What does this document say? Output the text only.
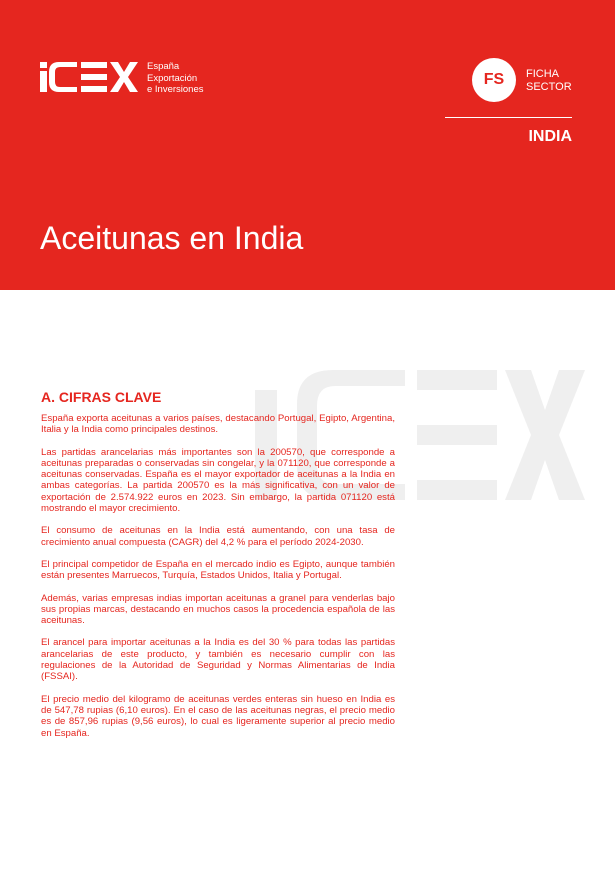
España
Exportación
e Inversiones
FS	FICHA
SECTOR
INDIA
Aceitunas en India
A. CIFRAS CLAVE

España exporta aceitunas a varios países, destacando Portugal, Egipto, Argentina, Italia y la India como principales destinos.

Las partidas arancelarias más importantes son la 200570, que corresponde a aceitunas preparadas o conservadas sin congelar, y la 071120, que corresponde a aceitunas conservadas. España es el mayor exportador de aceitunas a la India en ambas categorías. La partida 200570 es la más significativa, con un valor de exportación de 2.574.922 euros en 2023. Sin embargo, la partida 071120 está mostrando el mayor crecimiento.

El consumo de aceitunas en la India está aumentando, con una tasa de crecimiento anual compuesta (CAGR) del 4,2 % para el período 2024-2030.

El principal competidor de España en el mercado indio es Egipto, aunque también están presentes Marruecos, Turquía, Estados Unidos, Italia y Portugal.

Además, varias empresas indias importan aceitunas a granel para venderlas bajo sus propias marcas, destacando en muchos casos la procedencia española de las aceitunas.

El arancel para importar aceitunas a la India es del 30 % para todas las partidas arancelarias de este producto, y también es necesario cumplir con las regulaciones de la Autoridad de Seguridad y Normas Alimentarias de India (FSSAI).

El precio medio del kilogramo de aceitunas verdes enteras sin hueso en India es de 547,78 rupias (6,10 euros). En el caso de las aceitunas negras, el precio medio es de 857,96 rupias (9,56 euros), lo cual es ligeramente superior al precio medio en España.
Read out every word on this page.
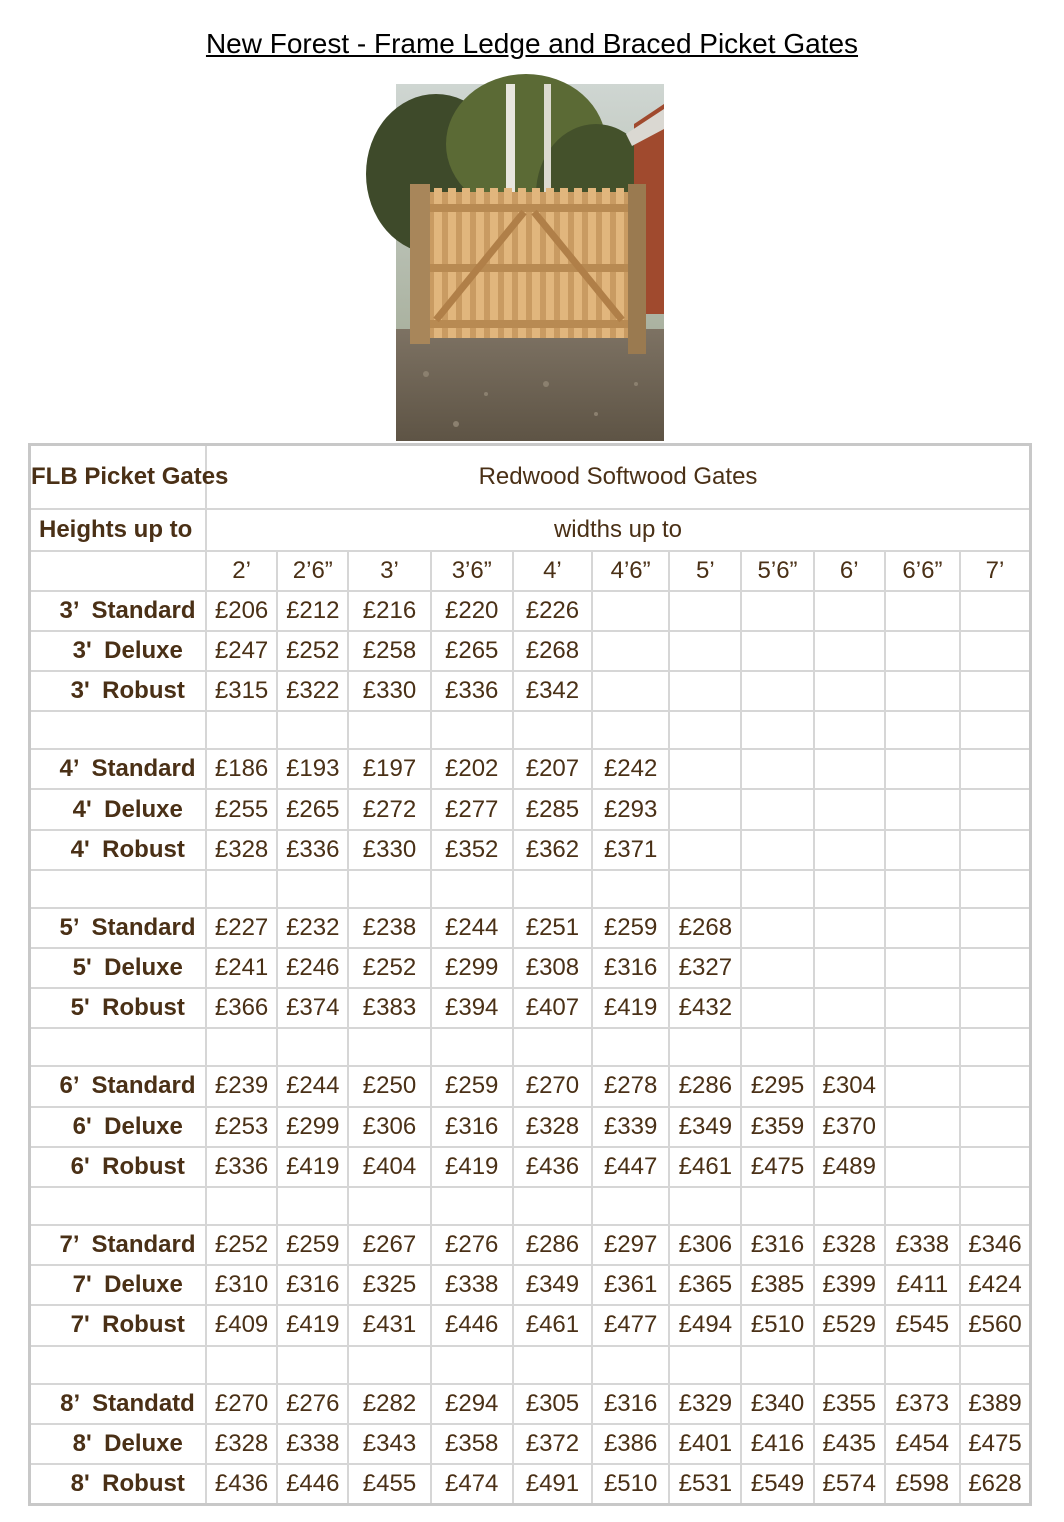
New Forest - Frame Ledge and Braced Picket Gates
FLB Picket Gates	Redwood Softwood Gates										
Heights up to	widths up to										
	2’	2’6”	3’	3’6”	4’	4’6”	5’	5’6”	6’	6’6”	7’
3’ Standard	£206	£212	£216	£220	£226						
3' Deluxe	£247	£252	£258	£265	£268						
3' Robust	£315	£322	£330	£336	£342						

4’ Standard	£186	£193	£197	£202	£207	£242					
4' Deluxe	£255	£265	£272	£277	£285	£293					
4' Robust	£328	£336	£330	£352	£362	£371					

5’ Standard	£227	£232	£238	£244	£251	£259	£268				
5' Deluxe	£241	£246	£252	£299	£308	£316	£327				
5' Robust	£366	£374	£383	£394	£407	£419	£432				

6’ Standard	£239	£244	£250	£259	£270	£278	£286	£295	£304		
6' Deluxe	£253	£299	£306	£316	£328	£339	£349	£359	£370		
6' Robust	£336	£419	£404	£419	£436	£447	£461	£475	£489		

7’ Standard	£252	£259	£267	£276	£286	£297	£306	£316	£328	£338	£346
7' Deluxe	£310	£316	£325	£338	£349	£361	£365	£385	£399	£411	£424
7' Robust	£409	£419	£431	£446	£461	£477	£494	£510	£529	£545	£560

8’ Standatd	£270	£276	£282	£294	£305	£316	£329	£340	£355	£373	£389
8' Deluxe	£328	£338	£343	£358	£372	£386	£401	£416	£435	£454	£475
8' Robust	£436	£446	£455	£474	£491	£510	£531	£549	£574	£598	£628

### WHAT THE TASK REQUIRES
Transcribe the full listing character for character. Pictures are excluded.

### SOLUTION TO THIS PROBLEM
What does this document say? Output the text only.
España
Exportación
e Inversiones
FS	FICHA
SECTOR
INDIA
Aceitunas en India
A. CIFRAS CLAVE

España exporta aceitunas a varios países, destacando Portugal, Egipto, Argentina, Italia y la India como principales destinos.

Las partidas arancelarias más importantes son la 200570, que corresponde a aceitunas preparadas o conservadas sin congelar, y la 071120, que corresponde a aceitunas conservadas. España es el mayor exportador de aceitunas a la India en ambas categorías. La partida 200570 es la más significativa, con un valor de exportación de 2.574.922 euros en 2023. Sin embargo, la partida 071120 está mostrando el mayor crecimiento.

El consumo de aceitunas en la India está aumentando, con una tasa de crecimiento anual compuesta (CAGR) del 4,2 % para el período 2024-2030.

El principal competidor de España en el mercado indio es Egipto, aunque también están presentes Marruecos, Turquía, Estados Unidos, Italia y Portugal.

Además, varias empresas indias importan aceitunas a granel para venderlas bajo sus propias marcas, destacando en muchos casos la procedencia española de las aceitunas.

El arancel para importar aceitunas a la India es del 30 % para todas las partidas arancelarias de este producto, y también es necesario cumplir con las regulaciones de la Autoridad de Seguridad y Normas Alimentarias de India (FSSAI).

El precio medio del kilogramo de aceitunas verdes enteras sin hueso en India es de 547,78 rupias (6,10 euros). En el caso de las aceitunas negras, el precio medio es de 857,96 rupias (9,56 euros), lo cual es ligeramente superior al precio medio en España.
Read out every word on this page.
New Forest - Frame Ledge and Braced Picket Gates
FLB Picket Gates	Redwood Softwood Gates										
Heights up to	widths up to										
	2’	2’6”	3’	3’6”	4’	4’6”	5’	5’6”	6’	6’6”	7’
3’ Standard	£206	£212	£216	£220	£226						
3' Deluxe	£247	£252	£258	£265	£268						
3' Robust	£315	£322	£330	£336	£342						

4’ Standard	£186	£193	£197	£202	£207	£242					
4' Deluxe	£255	£265	£272	£277	£285	£293					
4' Robust	£328	£336	£330	£352	£362	£371					

5’ Standard	£227	£232	£238	£244	£251	£259	£268				
5' Deluxe	£241	£246	£252	£299	£308	£316	£327				
5' Robust	£366	£374	£383	£394	£407	£419	£432				

6’ Standard	£239	£244	£250	£259	£270	£278	£286	£295	£304		
6' Deluxe	£253	£299	£306	£316	£328	£339	£349	£359	£370		
6' Robust	£336	£419	£404	£419	£436	£447	£461	£475	£489		

7’ Standard	£252	£259	£267	£276	£286	£297	£306	£316	£328	£338	£346
7' Deluxe	£310	£316	£325	£338	£349	£361	£365	£385	£399	£411	£424
7' Robust	£409	£419	£431	£446	£461	£477	£494	£510	£529	£545	£560

8’ Standatd	£270	£276	£282	£294	£305	£316	£329	£340	£355	£373	£389
8' Deluxe	£328	£338	£343	£358	£372	£386	£401	£416	£435	£454	£475
8' Robust	£436	£446	£455	£474	£491	£510	£531	£549	£574	£598	£628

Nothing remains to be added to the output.